■ Task goal
The records underneath are to be repeated exactly, with the pictures left out.

══════════════════════════════

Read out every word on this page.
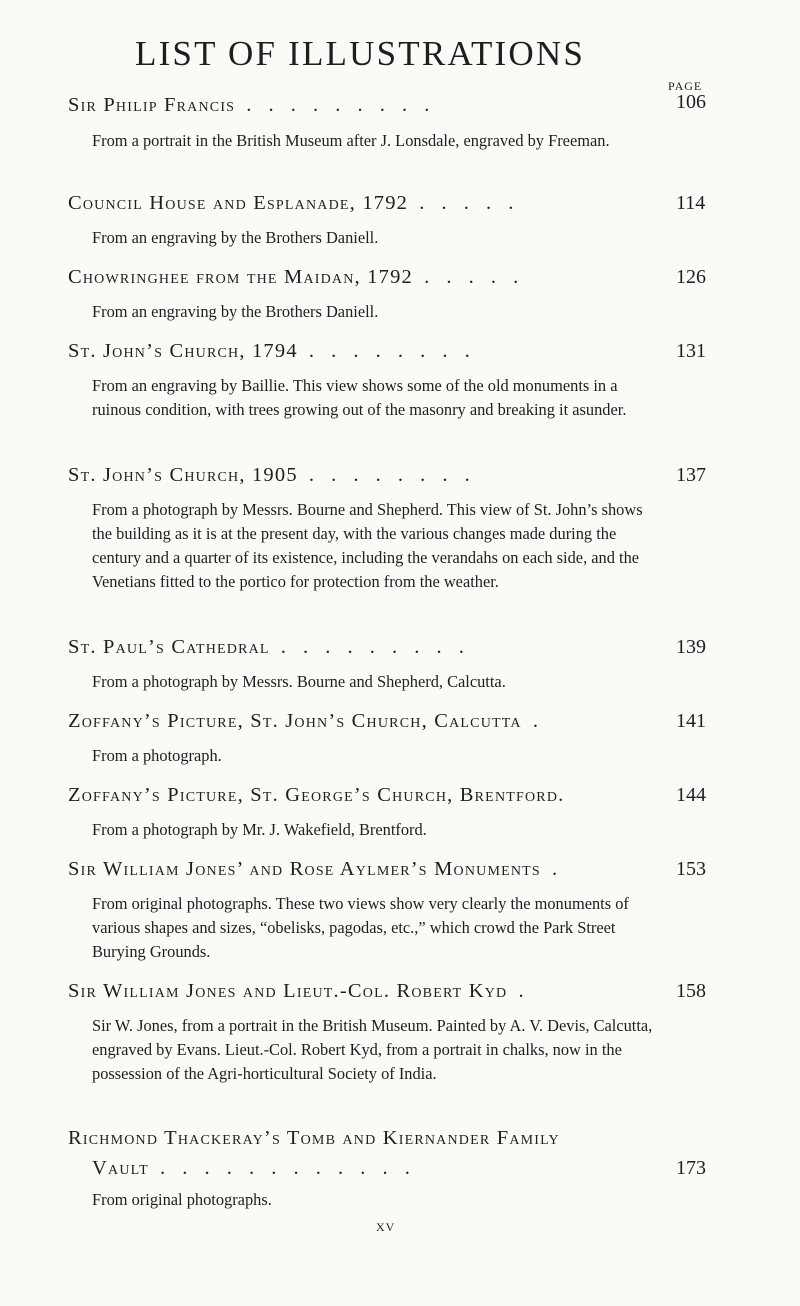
LIST OF ILLUSTRATIONS
PAGE
Sir Philip Francis . . . . . . . . .	106

From a portrait in the British Museum after J. Lonsdale, engraved by Freeman.

Council House and Esplanade, 1792 . . . . .	114

From an engraving by the Brothers Daniell.

Chowringhee from the Maidan, 1792 . . . . .	126

From an engraving by the Brothers Daniell.

St. John’s Church, 1794 . . . . . . . .	131

From an engraving by Baillie. This view shows some of the old monuments in a ruinous condition, with trees growing out of the masonry and breaking it asunder.

St. John’s Church, 1905 . . . . . . . .	137

From a photograph by Messrs. Bourne and Shepherd. This view of St. John’s shows the building as it is at the present day, with the various changes made during the century and a quarter of its existence, including the verandahs on each side, and the Venetians fitted to the portico for protection from the weather.

St. Paul’s Cathedral . . . . . . . . .	139

From a photograph by Messrs. Bourne and Shepherd, Calcutta.

Zoffany’s Picture, St. John’s Church, Calcutta .	141

From a photograph.

Zoffany’s Picture, St. George’s Church, Brentford.	144

From a photograph by Mr. J. Wakefield, Brentford.

Sir William Jones’ and Rose Aylmer’s Monuments .	153

From original photographs. These two views show very clearly the monuments of various shapes and sizes, “obelisks, pagodas, etc.,” which crowd the Park Street Burying Grounds.

Sir William Jones and Lieut.-Col. Robert Kyd .	158

Sir W. Jones, from a portrait in the British Museum. Painted by A. V. Devis, Calcutta, engraved by Evans. Lieut.-Col. Robert Kyd, from a portrait in chalks, now in the possession of the Agri-horticultural Society of India.

Richmond Thackeray’s Tomb and Kiernander Family
Vault . . . . . . . . . . . .	173

From original photographs.

xv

══════════════════════════════

■ Result of this exercise
Read out every word on this page.
LIST OF ILLUSTRATIONS
PAGE
Sir Philip Francis . . . . . . . . .	106

From a portrait in the British Museum after J. Lonsdale, engraved by Freeman.

Council House and Esplanade, 1792 . . . . .	114

From an engraving by the Brothers Daniell.

Chowringhee from the Maidan, 1792 . . . . .	126

From an engraving by the Brothers Daniell.

St. John’s Church, 1794 . . . . . . . .	131

From an engraving by Baillie. This view shows some of the old monuments in a ruinous condition, with trees growing out of the masonry and breaking it asunder.

St. John’s Church, 1905 . . . . . . . .	137

From a photograph by Messrs. Bourne and Shepherd. This view of St. John’s shows the building as it is at the present day, with the various changes made during the century and a quarter of its existence, including the verandahs on each side, and the Venetians fitted to the portico for protection from the weather.

St. Paul’s Cathedral . . . . . . . . .	139

From a photograph by Messrs. Bourne and Shepherd, Calcutta.

Zoffany’s Picture, St. John’s Church, Calcutta .	141

From a photograph.

Zoffany’s Picture, St. George’s Church, Brentford.	144

From a photograph by Mr. J. Wakefield, Brentford.

Sir William Jones’ and Rose Aylmer’s Monuments .	153

From original photographs. These two views show very clearly the monuments of various shapes and sizes, “obelisks, pagodas, etc.,” which crowd the Park Street Burying Grounds.

Sir William Jones and Lieut.-Col. Robert Kyd .	158

Sir W. Jones, from a portrait in the British Museum. Painted by A. V. Devis, Calcutta, engraved by Evans. Lieut.-Col. Robert Kyd, from a portrait in chalks, now in the possession of the Agri-horticultural Society of India.

Richmond Thackeray’s Tomb and Kiernander Family
Vault . . . . . . . . . . . .	173

From original photographs.

xv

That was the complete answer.